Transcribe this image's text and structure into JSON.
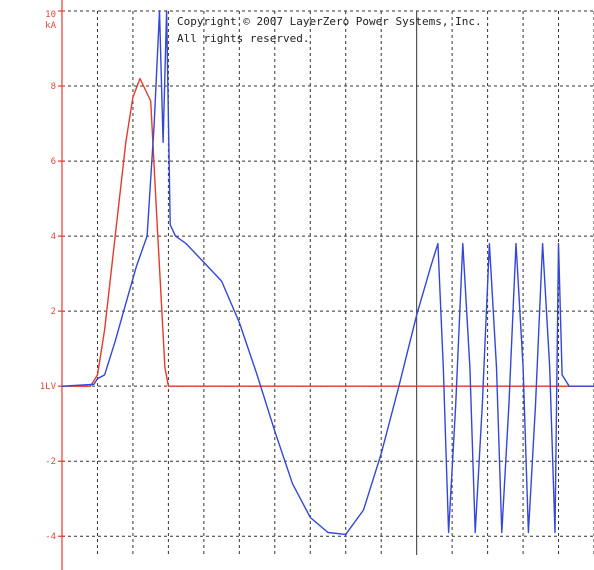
{
  "copyright": {
    "line1": "Copyright © 2007 LayerZero Power Systems, Inc.",
    "line2": "All rights reserved."
  },
  "colors": {
    "voltage": "#e53a2c",
    "current": "#3447d6",
    "grid": "#333333",
    "tick_labels": "#e0493e"
  },
  "chart_data": {
    "type": "line",
    "title": "",
    "xlabel": "",
    "ylabel": "kA",
    "ylim": [
      -4.5,
      10
    ],
    "xlim": [
      0,
      15
    ],
    "grid": true,
    "y_tick_labels": [
      {
        "value": 10,
        "label": "10"
      },
      {
        "value": 8,
        "label": "8"
      },
      {
        "value": 6,
        "label": "6"
      },
      {
        "value": 4,
        "label": "4"
      },
      {
        "value": 2,
        "label": "2"
      },
      {
        "value": 0,
        "label": "1LV"
      },
      {
        "value": -2,
        "label": "-2"
      },
      {
        "value": -4,
        "label": "-4"
      }
    ],
    "unit_label": "kA",
    "series": [
      {
        "color": "#e53a2c",
        "x": [
          0,
          0.8,
          1.0,
          1.2,
          1.5,
          1.8,
          2.0,
          2.2,
          2.5,
          2.7,
          2.9,
          3.0,
          3.2,
          15
        ],
        "y": [
          0,
          0,
          0.3,
          1.5,
          4.0,
          6.5,
          7.7,
          8.2,
          7.6,
          4.0,
          0.5,
          0,
          0,
          0
        ]
      },
      {
        "color": "#3447d6",
        "x": [
          0,
          0.9,
          1.0,
          1.2,
          1.5,
          1.8,
          2.1,
          2.4,
          2.6,
          2.75,
          2.85,
          2.95,
          3.05,
          3.2,
          3.5,
          4.0,
          4.5,
          5.0,
          5.5,
          6.0,
          6.5,
          7.0,
          7.5,
          8.0,
          8.5,
          9.0,
          9.5,
          10.0,
          10.4,
          10.6,
          10.75,
          10.9,
          11.1,
          11.3,
          11.5,
          11.65,
          11.85,
          12.05,
          12.25,
          12.4,
          12.6,
          12.8,
          13.0,
          13.15,
          13.35,
          13.55,
          13.75,
          13.9,
          14.0,
          14.1,
          14.3,
          15
        ],
        "y": [
          0,
          0.05,
          0.2,
          0.3,
          1.2,
          2.2,
          3.2,
          4.0,
          7.0,
          10.0,
          6.5,
          10.0,
          4.3,
          4.0,
          3.8,
          3.3,
          2.8,
          1.7,
          0.3,
          -1.2,
          -2.6,
          -3.5,
          -3.9,
          -3.95,
          -3.3,
          -1.8,
          0,
          1.9,
          3.2,
          3.8,
          0.5,
          -3.9,
          -0.5,
          3.8,
          0.5,
          -3.9,
          -0.5,
          3.8,
          0.5,
          -3.9,
          -0.5,
          3.8,
          0.5,
          -3.9,
          -0.5,
          3.8,
          0.5,
          -3.9,
          3.8,
          0.3,
          0,
          0
        ]
      }
    ]
  }
}
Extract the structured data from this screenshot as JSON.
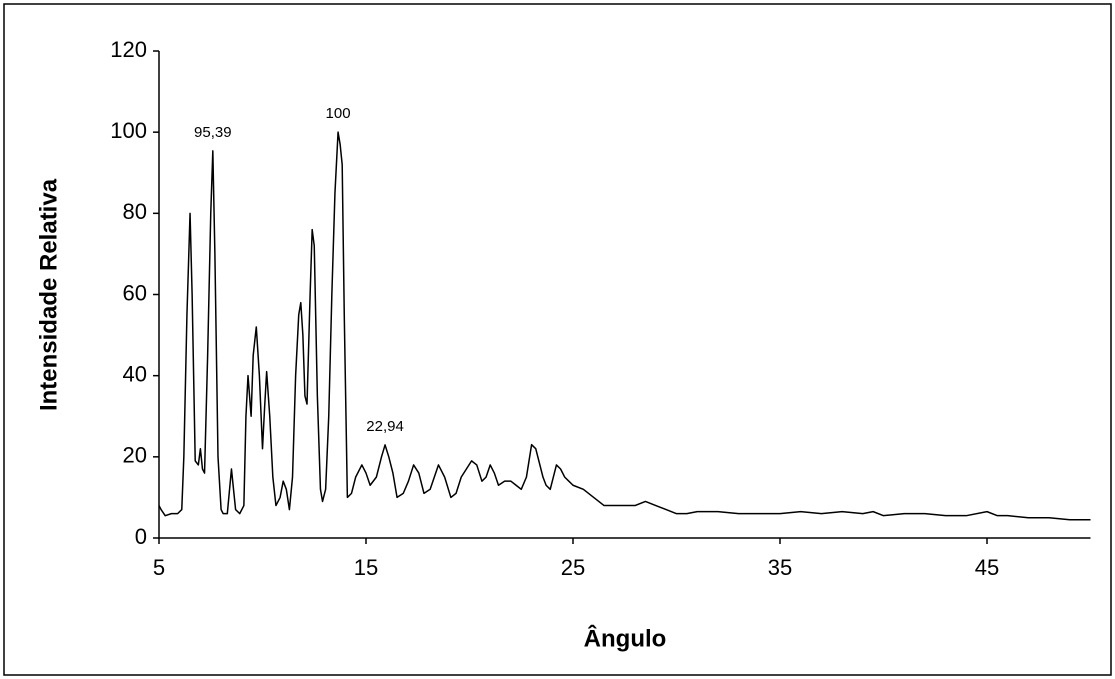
{
  "chart_data": {
    "type": "line",
    "x_label": "Ângulo",
    "y_label": "Intensidade Relativa",
    "color": "#000000",
    "xlim": [
      5,
      50
    ],
    "xticks": [
      5,
      15,
      25,
      35,
      45
    ],
    "ylim": [
      0,
      120
    ],
    "yticks": [
      0,
      20,
      40,
      60,
      80,
      100,
      120
    ],
    "x": [
      5,
      5.1,
      5.3,
      5.6,
      5.9,
      6.1,
      6.2,
      6.35,
      6.5,
      6.6,
      6.75,
      6.9,
      7.0,
      7.1,
      7.2,
      7.35,
      7.5,
      7.6,
      7.7,
      7.85,
      8.0,
      8.1,
      8.3,
      8.5,
      8.7,
      8.9,
      9.1,
      9.2,
      9.3,
      9.45,
      9.55,
      9.7,
      9.85,
      10.0,
      10.1,
      10.2,
      10.35,
      10.5,
      10.65,
      10.85,
      11.0,
      11.15,
      11.3,
      11.45,
      11.6,
      11.75,
      11.85,
      11.95,
      12.05,
      12.15,
      12.3,
      12.4,
      12.5,
      12.65,
      12.8,
      12.9,
      13.05,
      13.2,
      13.35,
      13.5,
      13.65,
      13.75,
      13.85,
      13.95,
      14.1,
      14.3,
      14.5,
      14.8,
      15.0,
      15.2,
      15.5,
      15.75,
      15.92,
      16.1,
      16.3,
      16.5,
      16.8,
      17.05,
      17.3,
      17.55,
      17.8,
      18.1,
      18.5,
      18.8,
      19.1,
      19.35,
      19.6,
      19.85,
      20.1,
      20.35,
      20.6,
      20.8,
      21.0,
      21.2,
      21.4,
      21.7,
      22.0,
      22.25,
      22.5,
      22.75,
      23.0,
      23.2,
      23.4,
      23.55,
      23.7,
      23.9,
      24.2,
      24.4,
      24.6,
      24.8,
      25.0,
      25.5,
      26.0,
      26.5,
      27.0,
      27.5,
      28.0,
      28.5,
      29.0,
      29.5,
      30.0,
      30.5,
      31.0,
      32.0,
      33.0,
      34.0,
      35.0,
      36.0,
      37.0,
      38.0,
      39.0,
      39.5,
      40.0,
      41.0,
      42.0,
      43.0,
      44.0,
      45.0,
      45.5,
      46.0,
      47.0,
      48.0,
      49.0,
      50.0
    ],
    "values": [
      8,
      7,
      5.5,
      6,
      6,
      7,
      20,
      55,
      80,
      60,
      19,
      18,
      22,
      17,
      16,
      45,
      80,
      95.39,
      70,
      20,
      7,
      6,
      6,
      17,
      7,
      6,
      8,
      30,
      40,
      30,
      45,
      52,
      40,
      22,
      32,
      41,
      30,
      15,
      8,
      10,
      14,
      12,
      7,
      15,
      40,
      55,
      58,
      50,
      35,
      33,
      60,
      76,
      72,
      35,
      12,
      9,
      12,
      30,
      60,
      85,
      100,
      97,
      92,
      55,
      10,
      11,
      15,
      18,
      16,
      13,
      15,
      20,
      22.94,
      20,
      16,
      10,
      11,
      14,
      18,
      16,
      11,
      12,
      18,
      15,
      10,
      11,
      15,
      17,
      19,
      18,
      14,
      15,
      18,
      16,
      13,
      14,
      14,
      13,
      12,
      15,
      23,
      22,
      18,
      15,
      13,
      12,
      18,
      17,
      15,
      14,
      13,
      12,
      10,
      8,
      8,
      8,
      8,
      9,
      8,
      7,
      6,
      6,
      6.5,
      6.5,
      6,
      6,
      6,
      6.5,
      6,
      6.5,
      6,
      6.5,
      5.5,
      6,
      6,
      5.5,
      5.5,
      6.5,
      5.5,
      5.5,
      5,
      5,
      4.5,
      4.5
    ],
    "annotations": [
      {
        "text": "95,39",
        "x": 7.6,
        "y": 95.39
      },
      {
        "text": "100",
        "x": 13.65,
        "y": 100
      },
      {
        "text": "22,94",
        "x": 15.92,
        "y": 22.94
      }
    ]
  }
}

##############################

▶ _Your instructions_:
Search the data above for lines holding "JSON" and copy each of them.

▶ _Problem solution_:
Transcribe this image's text and structure into JSON.
Extract the structured data from this screenshot as JSON.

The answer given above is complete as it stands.